Wherever the word "Value" appears in a line, copy that line.
* START GIVEN RECORDS *
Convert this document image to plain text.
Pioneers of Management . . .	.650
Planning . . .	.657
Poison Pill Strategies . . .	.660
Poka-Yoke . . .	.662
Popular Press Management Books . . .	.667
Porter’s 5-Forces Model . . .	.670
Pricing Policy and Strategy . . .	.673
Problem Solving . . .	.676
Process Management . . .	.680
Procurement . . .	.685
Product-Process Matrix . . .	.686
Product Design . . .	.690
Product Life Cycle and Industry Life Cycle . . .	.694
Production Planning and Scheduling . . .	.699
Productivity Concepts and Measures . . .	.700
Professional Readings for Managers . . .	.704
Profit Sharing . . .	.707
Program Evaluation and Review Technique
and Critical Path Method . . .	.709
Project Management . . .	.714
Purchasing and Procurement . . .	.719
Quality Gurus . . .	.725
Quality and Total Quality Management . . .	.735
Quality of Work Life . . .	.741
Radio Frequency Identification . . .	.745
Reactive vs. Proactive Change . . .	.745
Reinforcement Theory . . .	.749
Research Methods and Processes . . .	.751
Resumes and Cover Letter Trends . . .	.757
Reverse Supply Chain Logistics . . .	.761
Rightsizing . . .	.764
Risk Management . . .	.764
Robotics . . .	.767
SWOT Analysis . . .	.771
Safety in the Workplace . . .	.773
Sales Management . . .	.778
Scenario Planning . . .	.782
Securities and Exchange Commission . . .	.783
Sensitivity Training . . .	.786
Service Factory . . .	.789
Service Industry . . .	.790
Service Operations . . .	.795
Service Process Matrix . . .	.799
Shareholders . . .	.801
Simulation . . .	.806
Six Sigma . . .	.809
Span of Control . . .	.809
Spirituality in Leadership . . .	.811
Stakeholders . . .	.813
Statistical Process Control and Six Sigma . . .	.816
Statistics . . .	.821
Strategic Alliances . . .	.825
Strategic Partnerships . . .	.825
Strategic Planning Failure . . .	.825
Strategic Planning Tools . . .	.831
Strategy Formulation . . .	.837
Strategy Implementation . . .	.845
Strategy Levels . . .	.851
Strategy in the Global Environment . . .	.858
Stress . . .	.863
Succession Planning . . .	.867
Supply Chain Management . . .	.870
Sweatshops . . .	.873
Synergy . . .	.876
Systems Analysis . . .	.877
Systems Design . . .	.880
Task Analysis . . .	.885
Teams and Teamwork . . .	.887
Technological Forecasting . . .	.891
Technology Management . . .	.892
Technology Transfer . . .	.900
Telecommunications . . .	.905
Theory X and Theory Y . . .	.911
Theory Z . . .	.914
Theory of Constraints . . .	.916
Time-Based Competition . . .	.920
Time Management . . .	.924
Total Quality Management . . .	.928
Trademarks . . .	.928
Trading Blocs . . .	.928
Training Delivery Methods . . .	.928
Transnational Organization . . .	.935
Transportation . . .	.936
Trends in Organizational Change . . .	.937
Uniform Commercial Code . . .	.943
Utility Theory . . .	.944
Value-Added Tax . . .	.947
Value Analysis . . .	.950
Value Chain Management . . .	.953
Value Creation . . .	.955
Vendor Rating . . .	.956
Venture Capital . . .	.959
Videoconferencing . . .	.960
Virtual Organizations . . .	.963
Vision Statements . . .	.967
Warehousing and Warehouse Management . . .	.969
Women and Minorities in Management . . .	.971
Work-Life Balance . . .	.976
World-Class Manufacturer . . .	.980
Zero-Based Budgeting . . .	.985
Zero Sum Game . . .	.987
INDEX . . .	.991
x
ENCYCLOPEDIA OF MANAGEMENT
* END GIVEN RECORDS *
### EXERCISE SOLUTION
Value-Added Tax . . .	.947
Value Analysis . . .	.950
Value Chain Management . . .	.953
Value Creation . . .	.955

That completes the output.